• _Instructions to follow_: Collect all the lines that mention the word "대예배당".

• _Exercise materials_:
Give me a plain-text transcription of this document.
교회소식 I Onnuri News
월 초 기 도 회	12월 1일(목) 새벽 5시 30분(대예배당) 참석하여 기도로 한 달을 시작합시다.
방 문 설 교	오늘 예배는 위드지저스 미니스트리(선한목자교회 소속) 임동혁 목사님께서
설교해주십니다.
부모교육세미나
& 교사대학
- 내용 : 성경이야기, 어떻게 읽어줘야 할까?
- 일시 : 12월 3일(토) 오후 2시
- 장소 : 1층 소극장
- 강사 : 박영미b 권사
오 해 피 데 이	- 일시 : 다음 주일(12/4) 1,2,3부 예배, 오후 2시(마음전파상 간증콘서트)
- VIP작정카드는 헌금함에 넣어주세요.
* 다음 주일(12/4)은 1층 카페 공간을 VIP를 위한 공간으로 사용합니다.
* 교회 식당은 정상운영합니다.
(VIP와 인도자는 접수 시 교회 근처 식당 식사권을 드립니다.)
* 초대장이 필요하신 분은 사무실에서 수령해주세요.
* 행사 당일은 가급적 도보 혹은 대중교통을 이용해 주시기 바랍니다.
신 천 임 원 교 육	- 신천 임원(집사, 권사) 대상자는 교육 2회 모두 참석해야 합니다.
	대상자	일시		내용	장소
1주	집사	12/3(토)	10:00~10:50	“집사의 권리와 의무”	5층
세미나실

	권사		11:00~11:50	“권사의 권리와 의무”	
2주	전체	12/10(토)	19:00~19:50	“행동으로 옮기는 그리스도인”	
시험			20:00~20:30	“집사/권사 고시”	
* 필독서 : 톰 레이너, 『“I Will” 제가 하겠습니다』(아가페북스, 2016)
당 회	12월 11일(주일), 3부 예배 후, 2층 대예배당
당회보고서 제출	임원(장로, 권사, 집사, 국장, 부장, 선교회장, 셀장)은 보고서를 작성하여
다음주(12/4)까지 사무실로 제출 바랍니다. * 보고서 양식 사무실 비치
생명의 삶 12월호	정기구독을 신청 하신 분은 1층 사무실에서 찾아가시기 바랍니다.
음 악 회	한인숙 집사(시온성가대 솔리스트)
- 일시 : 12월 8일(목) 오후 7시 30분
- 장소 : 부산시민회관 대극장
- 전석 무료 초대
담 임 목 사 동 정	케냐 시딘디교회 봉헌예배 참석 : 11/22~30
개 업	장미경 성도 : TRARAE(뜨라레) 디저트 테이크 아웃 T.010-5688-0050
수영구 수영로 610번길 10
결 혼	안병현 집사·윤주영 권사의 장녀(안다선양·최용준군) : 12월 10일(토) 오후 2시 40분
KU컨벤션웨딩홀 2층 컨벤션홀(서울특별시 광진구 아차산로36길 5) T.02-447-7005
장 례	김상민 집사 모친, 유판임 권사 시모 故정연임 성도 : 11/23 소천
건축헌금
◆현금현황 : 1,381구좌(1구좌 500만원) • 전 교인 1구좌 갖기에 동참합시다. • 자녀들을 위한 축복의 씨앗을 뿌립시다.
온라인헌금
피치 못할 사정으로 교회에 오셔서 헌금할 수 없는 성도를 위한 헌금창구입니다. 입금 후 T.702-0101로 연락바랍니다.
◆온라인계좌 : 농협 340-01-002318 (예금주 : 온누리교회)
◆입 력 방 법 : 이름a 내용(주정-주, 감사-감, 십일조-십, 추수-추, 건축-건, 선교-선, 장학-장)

• _Written solution_:
월 초 기 도 회	12월 1일(목) 새벽 5시 30분(대예배당) 참석하여 기도로 한 달을 시작합시다.
당 회	12월 11일(주일), 3부 예배 후, 2층 대예배당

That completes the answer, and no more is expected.